• [Цель упражнения]: Перепишите часть отрывка о Мережковском: начните со слов «Второй, тягчайший, идет» и остановитесь после слов «тем умерщвляет его.». При этом замените «научного естествознания» на «опытного естествознания».

• [Исходный отрывок]:
◆ ◆ ◆

Борьба с собственной трезвенностью во имя «бездн», христианской или языческой, все равно, — ибо обе равно недоступны, — есть основное противоречие, проходящее через творчество г. Мережковского. И перед этим субъективным противоречием отступают и неузнаваемо принижаются в его сознании противоречия объективные: между реализмом и мистикой, научным законом и догматом, душевным самоустроением и общественным строительством, между человечеством покоряющимся и человечеством всепокоряющим. Все эти историческим развитием порожденные противоречия чужды ему в своей внутренней нравственной напряженности: они лишь доставляют ему материал для литературных антитез. Он паразитически-поверхностно эксплуатирует их в борьбе с собственной трезвенностью и думает, что примиряет их. Неспособный приобщиться к страсти великих исторических начал, восстанавливающих сына на отца и брата на брата, он свою нравственную импотентность, в которой все обезличивается, выдает за синтез.
Отсюда та мнимая смелость, с какою он принимает крайние выводы в обоих направлениях. Новое религиозное сознание усыновляет «все предания, все догматы, все таинства, все откровения» и в то же время всю культуру и сок ее — науку. Принимает предания, противоречащие законам тяготения и непроницаемости, опрокидывающие вверх дном весь эвклидов разум, и в то же время — все завоевания человеческие, прошлые и будущие, основанные на законах этого самого эвклидова разума. Но как принимает? Претворяет ли в высший синтез (где он, где намеки на него!)? Или же просто мирится на недоношенном противоречии, развивая его в трусливый компромисс?
Старик Карамазов говорит: «А я вот готов поверить в ад, только чтоб без потолка… Ну, а коли нет потолка, стало быть нет и крючьев. А коли нет крючьев, стало быть и все по боку»… Чем и как думает преодолеть Мережковский это житейское вольтерьянство, рефлекс рационалистических форм современного быта? Припугнет «хамством»? Маловато: если крючья не устрашают, то слово и подавно. А ведь это только первый удар.
Второй, тягчайший, идет со стороны научного естествознания. Что по существу может в этой области предъявить г. Мережковский? Как и чем собирается он расквитаться с естествознанием?
Третье, уже совершенно непосильное испытание идет со стороны исторического, эволюционного или диалектического метода, который составляет самую сущность современной умственной культуры. Что на земле, что под землей, — он все рассматривает в процессе возникновения, развития и исчезновения. Шаг за шагом он расчищает девственные пространства, вытесняя из них мифологические существа и развертывая подлинную картину развития — от атома до амебы и от амебы до г. Мережковского. Вскрывая, на какой ступени биологического развития, в каких условиях и в какой форме зародилась вера в чудо и какие превращения испытала, он подчиняет «чудо» в его психологических корнях законам природы и тем умерщвляет его.

◆ ◆ ◆

• [Строки данных]:
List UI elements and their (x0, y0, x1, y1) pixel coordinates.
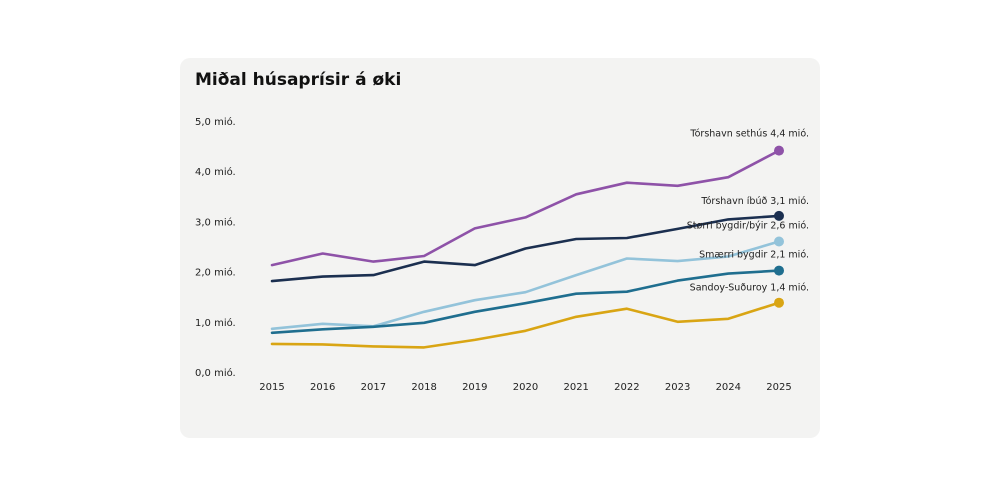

◆ ◆ ◆

• [Образец решения]:
Второй, тягчайший, идет со стороны опытного естествознания. Что по существу может в этой области предъявить г. Мережковский? Как и чем собирается он расквитаться с естествознанием?
Третье, уже совершенно непосильное испытание идет со стороны исторического, эволюционного или диалектического метода, который составляет самую сущность современной умственной культуры. Что на земле, что под землей, — он все рассматривает в процессе возникновения, развития и исчезновения. Шаг за шагом он расчищает девственные пространства, вытесняя из них мифологические существа и развертывая подлинную картину развития — от атома до амебы и от амебы до г. Мережковского. Вскрывая, на какой ступени биологического развития, в каких условиях и в какой форме зародилась вера в чудо и какие превращения испытала, он подчиняет «чудо» в его психологических корнях законам природы и тем умерщвляет его.